**Records to use:**
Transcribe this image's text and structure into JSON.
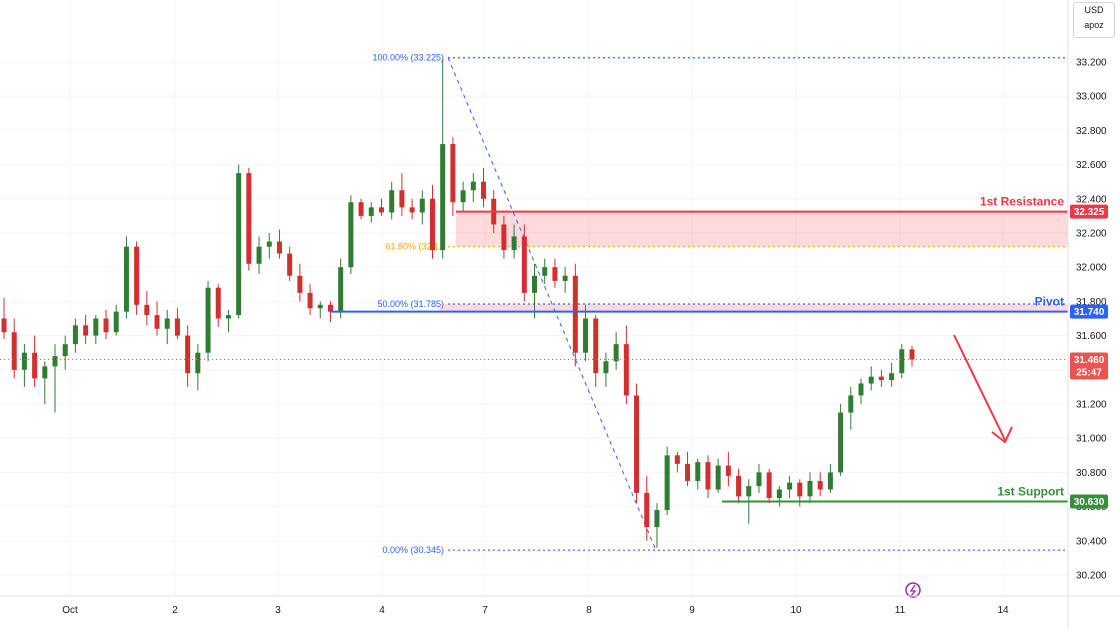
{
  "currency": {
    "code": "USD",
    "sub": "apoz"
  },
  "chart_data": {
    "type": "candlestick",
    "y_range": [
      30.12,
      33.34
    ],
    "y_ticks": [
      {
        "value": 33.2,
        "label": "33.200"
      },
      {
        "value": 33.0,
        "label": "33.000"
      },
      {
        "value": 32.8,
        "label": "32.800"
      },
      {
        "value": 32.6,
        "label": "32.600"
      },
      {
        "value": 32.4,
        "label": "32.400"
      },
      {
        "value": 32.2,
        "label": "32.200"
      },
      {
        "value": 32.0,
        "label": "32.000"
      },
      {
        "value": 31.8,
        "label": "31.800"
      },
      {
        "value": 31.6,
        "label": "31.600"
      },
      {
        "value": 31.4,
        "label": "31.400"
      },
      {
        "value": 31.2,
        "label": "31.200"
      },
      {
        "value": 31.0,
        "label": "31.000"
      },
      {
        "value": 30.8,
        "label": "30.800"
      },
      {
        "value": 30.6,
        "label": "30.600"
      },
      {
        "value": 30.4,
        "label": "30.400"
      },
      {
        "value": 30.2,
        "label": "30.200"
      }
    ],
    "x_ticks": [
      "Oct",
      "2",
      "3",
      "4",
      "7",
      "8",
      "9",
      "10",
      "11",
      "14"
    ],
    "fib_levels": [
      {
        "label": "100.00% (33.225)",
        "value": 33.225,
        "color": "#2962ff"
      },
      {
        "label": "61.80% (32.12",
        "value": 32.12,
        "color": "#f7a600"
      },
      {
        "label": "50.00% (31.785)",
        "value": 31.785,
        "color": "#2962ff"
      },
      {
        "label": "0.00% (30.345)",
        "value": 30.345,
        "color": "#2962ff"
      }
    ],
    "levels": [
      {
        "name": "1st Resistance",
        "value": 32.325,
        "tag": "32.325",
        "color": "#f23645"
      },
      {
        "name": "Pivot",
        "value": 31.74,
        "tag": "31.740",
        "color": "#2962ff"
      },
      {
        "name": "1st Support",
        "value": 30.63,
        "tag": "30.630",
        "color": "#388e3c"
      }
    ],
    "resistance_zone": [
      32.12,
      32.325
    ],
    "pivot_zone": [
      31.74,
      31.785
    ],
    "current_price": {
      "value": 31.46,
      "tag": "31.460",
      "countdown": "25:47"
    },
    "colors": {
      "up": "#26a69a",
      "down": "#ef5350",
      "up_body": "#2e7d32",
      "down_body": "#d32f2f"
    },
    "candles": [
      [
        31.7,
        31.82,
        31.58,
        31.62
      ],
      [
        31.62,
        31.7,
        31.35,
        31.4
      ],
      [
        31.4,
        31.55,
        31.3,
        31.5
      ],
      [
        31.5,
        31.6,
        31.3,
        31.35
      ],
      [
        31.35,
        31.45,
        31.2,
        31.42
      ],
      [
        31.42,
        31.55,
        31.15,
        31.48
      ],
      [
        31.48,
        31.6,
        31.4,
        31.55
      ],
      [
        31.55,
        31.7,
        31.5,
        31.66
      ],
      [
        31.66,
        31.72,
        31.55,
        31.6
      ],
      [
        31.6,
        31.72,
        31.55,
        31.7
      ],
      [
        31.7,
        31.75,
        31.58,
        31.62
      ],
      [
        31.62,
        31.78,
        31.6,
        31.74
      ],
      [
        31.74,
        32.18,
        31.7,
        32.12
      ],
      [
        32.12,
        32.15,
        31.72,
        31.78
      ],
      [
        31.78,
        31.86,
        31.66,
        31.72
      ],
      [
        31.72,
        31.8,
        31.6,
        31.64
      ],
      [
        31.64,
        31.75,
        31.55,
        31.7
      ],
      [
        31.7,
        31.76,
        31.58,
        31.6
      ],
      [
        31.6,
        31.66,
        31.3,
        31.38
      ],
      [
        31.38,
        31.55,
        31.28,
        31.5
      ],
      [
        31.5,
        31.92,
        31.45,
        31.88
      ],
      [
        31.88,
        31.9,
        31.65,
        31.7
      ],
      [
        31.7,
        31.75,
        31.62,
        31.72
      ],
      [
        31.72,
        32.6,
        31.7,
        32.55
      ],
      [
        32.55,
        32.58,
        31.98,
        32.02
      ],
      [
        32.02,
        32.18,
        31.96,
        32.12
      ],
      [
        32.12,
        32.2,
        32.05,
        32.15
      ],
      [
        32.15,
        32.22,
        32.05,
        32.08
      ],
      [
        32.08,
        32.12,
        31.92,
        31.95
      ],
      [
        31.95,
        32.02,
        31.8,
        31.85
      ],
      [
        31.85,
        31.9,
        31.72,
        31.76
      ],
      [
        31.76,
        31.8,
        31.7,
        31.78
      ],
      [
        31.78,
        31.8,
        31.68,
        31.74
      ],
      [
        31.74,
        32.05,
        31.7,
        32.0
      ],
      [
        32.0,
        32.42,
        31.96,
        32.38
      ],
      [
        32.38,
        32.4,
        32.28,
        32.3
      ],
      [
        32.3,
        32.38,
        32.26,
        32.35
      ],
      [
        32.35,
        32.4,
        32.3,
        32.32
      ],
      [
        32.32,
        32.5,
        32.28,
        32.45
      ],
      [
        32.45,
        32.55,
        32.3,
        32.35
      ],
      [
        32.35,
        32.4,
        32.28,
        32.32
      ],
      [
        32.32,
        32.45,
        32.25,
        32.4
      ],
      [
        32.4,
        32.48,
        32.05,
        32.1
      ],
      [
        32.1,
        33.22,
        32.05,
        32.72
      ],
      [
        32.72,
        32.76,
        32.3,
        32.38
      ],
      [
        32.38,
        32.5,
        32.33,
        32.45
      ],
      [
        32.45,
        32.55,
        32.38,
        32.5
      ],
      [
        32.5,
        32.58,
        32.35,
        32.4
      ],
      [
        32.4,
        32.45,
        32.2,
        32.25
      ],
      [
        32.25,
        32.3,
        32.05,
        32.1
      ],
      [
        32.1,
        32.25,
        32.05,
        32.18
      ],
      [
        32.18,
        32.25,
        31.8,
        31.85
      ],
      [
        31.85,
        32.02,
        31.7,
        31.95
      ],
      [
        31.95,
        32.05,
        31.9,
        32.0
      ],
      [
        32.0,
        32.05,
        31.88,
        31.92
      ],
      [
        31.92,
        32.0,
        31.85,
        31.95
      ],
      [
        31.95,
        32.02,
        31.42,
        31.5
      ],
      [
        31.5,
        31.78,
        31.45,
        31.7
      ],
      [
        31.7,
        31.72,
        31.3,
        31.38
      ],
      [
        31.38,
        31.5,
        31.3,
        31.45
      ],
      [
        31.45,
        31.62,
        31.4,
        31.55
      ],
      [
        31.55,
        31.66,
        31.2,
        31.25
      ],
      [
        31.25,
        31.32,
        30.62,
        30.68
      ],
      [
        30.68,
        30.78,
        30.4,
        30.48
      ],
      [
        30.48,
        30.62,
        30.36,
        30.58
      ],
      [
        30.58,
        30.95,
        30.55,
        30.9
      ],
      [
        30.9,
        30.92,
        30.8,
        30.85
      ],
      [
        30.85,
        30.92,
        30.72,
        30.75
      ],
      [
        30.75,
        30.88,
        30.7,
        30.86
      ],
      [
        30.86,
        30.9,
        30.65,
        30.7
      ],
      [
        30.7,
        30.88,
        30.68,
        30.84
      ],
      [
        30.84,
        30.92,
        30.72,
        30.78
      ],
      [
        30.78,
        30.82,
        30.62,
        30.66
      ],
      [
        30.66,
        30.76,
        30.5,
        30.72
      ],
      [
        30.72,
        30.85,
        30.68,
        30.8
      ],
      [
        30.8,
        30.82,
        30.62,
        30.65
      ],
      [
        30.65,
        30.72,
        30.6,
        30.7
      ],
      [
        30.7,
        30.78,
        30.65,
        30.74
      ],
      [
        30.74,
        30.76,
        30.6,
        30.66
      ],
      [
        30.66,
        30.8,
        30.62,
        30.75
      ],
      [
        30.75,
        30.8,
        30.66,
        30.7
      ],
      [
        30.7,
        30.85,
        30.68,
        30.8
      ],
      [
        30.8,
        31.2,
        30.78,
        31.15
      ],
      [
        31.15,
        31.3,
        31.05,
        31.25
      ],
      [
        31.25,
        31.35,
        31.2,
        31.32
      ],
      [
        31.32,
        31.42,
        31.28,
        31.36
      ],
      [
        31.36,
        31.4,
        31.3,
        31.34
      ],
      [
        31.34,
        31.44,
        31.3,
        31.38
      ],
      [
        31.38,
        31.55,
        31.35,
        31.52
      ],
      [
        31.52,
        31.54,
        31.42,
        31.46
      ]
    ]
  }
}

--

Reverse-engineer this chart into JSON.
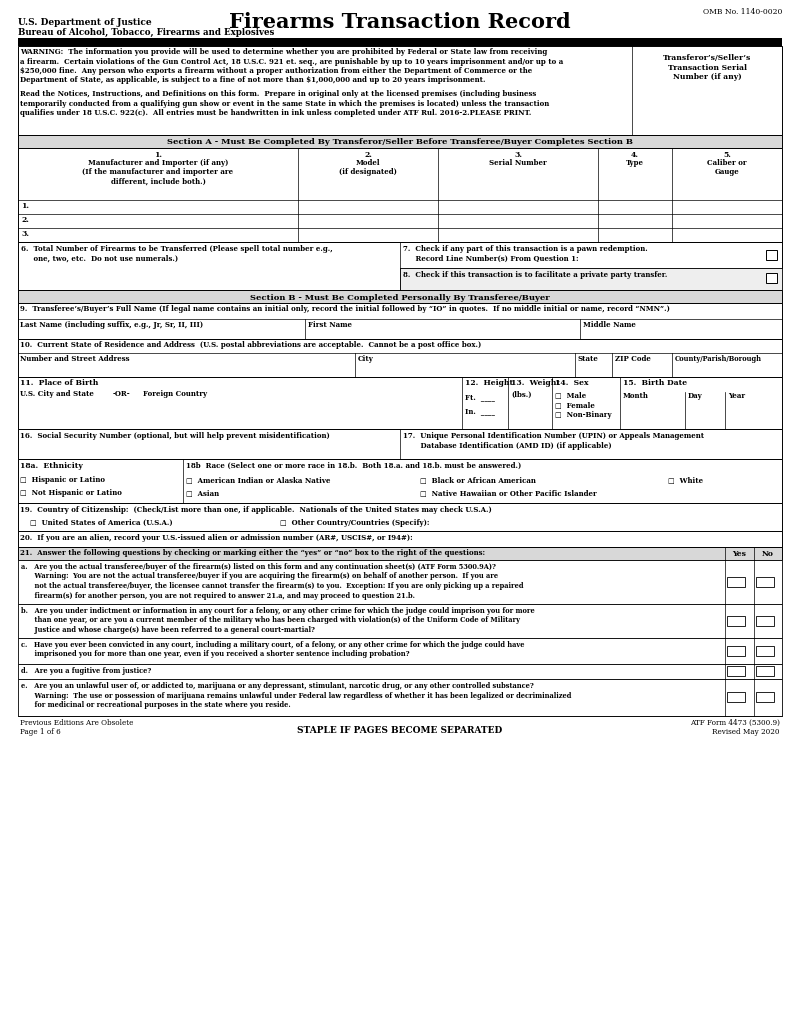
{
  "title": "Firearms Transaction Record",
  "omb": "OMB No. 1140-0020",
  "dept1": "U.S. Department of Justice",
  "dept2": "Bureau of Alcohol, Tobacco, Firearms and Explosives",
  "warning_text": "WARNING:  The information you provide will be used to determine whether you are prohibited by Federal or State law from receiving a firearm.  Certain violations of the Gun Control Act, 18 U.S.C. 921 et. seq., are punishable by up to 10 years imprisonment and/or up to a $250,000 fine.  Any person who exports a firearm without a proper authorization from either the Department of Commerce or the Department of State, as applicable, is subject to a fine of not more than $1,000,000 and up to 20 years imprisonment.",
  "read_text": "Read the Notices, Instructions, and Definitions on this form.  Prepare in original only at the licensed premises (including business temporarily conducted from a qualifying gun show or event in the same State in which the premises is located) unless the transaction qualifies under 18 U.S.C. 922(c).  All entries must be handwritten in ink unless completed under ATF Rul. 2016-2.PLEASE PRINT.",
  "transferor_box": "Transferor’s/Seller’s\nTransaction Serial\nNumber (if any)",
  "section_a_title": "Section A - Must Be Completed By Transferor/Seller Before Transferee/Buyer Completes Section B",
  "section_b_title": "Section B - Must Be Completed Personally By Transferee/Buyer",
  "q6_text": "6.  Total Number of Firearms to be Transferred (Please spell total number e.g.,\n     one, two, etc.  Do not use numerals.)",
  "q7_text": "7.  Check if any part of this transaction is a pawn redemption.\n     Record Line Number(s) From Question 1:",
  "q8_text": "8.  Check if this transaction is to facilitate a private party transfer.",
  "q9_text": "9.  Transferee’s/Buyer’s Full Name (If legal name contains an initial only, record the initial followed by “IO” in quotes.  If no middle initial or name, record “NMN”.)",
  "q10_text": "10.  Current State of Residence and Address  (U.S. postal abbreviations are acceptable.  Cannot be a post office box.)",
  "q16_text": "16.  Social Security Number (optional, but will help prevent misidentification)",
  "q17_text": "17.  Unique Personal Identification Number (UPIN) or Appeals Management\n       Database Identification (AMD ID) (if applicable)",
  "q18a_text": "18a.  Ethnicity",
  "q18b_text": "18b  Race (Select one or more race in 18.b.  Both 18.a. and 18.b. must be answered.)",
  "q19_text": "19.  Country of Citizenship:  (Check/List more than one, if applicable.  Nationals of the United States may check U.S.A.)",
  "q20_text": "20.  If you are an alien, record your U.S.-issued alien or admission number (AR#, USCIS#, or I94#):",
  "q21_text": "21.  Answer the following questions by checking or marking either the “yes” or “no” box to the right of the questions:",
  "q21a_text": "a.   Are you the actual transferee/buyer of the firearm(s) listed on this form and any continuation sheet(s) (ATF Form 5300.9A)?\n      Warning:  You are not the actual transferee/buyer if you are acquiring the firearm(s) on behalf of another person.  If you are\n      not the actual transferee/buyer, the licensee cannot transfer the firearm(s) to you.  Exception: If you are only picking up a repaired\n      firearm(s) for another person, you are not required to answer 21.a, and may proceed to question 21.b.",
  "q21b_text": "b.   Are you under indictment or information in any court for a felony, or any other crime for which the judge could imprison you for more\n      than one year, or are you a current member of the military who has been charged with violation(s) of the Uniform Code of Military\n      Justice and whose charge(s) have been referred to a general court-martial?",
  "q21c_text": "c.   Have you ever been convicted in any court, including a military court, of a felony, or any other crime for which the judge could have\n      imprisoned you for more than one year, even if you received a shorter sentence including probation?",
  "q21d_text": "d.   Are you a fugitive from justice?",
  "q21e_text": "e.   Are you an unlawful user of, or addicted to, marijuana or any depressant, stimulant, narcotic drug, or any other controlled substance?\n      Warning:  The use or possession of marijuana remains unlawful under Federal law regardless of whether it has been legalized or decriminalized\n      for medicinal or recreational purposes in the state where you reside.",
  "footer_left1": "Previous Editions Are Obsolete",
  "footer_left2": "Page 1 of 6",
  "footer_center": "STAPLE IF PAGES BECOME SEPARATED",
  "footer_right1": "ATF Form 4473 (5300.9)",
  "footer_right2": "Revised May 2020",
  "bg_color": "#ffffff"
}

**Task to carry out:**
Consider the entries above and return each line with the string "have".

**Full answer:**
  "q21b_text": "b.   Are you under indictment or information in any court for a felony, or any other crime for which the judge could imprison you for more\n      than one year, or are you a current member of the military who has been charged with violation(s) of the Uniform Code of Military\n      Justice and whose charge(s) have been referred to a general court-martial?",
  "q21c_text": "c.   Have you ever been convicted in any court, including a military court, of a felony, or any other crime for which the judge could have\n      imprisoned you for more than one year, even if you received a shorter sentence including probation?",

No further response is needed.